- [PAGE TEXT]:

Decnis Routers as backbone serving FDDI rings with Lan segments bridged
off these. Routers seem to have ARP cache limitations and since they
support a large subnet, they (and other nodes)are ARP'g quite a bit.
This seems to account for the majority (65-75%) of multicast traffic at
these two decservers.
Again, the decservers soul purpose is to serve up
their ports as console ports to systems and then feed this back to
monitoring station via IP (Telnet). By latest count, the traffic theses
servers see is 50-65% multicast. Would this account for both types of
buffer unavailables?
Thanks in advance?
jcm :^)
|
3780.5 | | IROCZ::D_NELSON | Dave Nelson LKG1-3/A11 226-5358 | Thu Aug 15 1996 15:34 | 23 |
| RE: .4
> Would this account for both types of buffer unavailables?
No.

- [TASK STATEMENT]: Continue the forum thread about ARP multicast traffic and buffer unavailables on the two decservers, picking up after its last line.

Items from a dataset

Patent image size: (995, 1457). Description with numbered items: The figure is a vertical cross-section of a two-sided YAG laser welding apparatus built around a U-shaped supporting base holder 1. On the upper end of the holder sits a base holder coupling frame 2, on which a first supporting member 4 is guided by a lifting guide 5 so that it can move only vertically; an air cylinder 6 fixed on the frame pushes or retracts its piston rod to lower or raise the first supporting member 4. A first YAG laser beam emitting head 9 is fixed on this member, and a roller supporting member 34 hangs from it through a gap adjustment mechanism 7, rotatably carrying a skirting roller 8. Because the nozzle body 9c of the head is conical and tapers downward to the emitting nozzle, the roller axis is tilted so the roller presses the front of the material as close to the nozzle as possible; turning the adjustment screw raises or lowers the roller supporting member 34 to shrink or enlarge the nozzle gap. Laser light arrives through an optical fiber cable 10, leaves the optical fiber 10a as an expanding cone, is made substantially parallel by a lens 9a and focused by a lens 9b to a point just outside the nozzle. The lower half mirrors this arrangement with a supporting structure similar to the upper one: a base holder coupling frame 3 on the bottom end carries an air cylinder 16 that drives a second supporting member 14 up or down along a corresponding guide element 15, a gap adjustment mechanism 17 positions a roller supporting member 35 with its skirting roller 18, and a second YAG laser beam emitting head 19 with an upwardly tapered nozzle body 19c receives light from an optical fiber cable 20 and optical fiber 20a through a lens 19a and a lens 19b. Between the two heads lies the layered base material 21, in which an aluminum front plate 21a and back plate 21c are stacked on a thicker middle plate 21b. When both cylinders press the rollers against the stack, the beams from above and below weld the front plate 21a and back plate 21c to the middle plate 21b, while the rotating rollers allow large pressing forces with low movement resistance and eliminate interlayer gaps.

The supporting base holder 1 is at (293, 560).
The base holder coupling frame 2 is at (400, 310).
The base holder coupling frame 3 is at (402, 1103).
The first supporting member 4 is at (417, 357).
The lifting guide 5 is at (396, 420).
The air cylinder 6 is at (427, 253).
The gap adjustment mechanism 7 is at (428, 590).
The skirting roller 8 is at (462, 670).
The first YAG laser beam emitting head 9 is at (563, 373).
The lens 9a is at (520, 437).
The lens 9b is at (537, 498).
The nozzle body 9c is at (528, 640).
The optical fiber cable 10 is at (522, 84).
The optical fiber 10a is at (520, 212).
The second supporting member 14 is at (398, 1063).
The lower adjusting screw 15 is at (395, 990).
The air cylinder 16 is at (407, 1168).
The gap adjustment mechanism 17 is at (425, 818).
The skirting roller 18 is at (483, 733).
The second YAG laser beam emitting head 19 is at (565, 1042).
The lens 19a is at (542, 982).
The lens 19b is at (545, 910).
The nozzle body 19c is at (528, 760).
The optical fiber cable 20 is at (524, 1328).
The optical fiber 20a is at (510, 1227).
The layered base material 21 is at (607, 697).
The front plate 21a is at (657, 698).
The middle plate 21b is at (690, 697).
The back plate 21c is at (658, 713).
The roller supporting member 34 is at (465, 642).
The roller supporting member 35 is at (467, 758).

- [RESULT BELOW]:
System Buffer Unavailable means that packets are arriving too fast for
the software to service the hardware (LANCE Ethernet controller). Typically
this is caused by burts of packets, e.g. 100 back-to-back broadcast
packets on the LAN. Average traffic levels don't tell me much. Hence my
comment about broadcast storms.
User Buffer Unavailable means that the software decided to shed load (e.g.
discard some of the LAT Multicasts) or the Network/Transport/Application
layers are too congested and there aren't enough buffers to go around. I
would not expect this of ARP, because it is processed at a pretty low layer
in the code, but it's possible that under large bursts of packets, you could
see the UBA count incremented because of ARP packets.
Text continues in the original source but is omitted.